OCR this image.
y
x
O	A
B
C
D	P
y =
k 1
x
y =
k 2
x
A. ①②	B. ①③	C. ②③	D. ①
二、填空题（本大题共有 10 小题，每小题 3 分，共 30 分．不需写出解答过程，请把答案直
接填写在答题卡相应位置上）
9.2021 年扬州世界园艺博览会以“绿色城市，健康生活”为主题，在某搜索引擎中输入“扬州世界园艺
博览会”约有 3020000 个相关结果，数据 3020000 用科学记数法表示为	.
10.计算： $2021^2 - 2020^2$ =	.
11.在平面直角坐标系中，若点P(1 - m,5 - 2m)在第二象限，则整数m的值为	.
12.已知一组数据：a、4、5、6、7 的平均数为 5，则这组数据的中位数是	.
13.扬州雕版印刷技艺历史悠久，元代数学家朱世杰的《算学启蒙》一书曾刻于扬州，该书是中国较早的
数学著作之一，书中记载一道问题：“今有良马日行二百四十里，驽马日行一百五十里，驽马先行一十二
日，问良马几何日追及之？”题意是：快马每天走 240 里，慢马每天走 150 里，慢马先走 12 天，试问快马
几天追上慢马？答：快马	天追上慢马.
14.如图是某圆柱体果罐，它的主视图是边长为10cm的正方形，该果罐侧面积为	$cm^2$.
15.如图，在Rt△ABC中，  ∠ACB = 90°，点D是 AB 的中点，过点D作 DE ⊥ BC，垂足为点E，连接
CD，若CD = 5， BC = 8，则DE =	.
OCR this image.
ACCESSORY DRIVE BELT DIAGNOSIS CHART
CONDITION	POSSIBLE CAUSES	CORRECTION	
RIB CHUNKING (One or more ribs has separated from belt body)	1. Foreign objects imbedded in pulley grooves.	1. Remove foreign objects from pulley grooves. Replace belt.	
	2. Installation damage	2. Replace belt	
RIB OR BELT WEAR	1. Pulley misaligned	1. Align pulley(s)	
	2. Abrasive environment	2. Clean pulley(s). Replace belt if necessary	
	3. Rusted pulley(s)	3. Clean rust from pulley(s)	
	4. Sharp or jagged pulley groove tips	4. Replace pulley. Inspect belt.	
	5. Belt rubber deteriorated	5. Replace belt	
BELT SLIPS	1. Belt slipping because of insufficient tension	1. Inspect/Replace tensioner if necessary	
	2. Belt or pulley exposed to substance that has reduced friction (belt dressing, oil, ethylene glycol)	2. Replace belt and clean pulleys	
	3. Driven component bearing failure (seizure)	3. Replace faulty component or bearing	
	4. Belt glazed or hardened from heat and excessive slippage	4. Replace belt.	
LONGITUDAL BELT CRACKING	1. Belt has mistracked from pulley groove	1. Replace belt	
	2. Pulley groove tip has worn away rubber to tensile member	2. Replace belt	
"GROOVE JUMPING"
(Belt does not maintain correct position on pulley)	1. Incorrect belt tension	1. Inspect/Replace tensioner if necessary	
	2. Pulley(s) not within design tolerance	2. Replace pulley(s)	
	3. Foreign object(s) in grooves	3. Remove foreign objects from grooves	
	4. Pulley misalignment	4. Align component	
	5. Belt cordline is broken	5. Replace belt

---------------

■ Task requirements:
Find each line in the records holding the string "Align" and show it.

■ Task output:
RIB OR BELT WEAR	1. Pulley misaligned	1. Align pulley(s)	
	4. Pulley misalignment	4. Align component	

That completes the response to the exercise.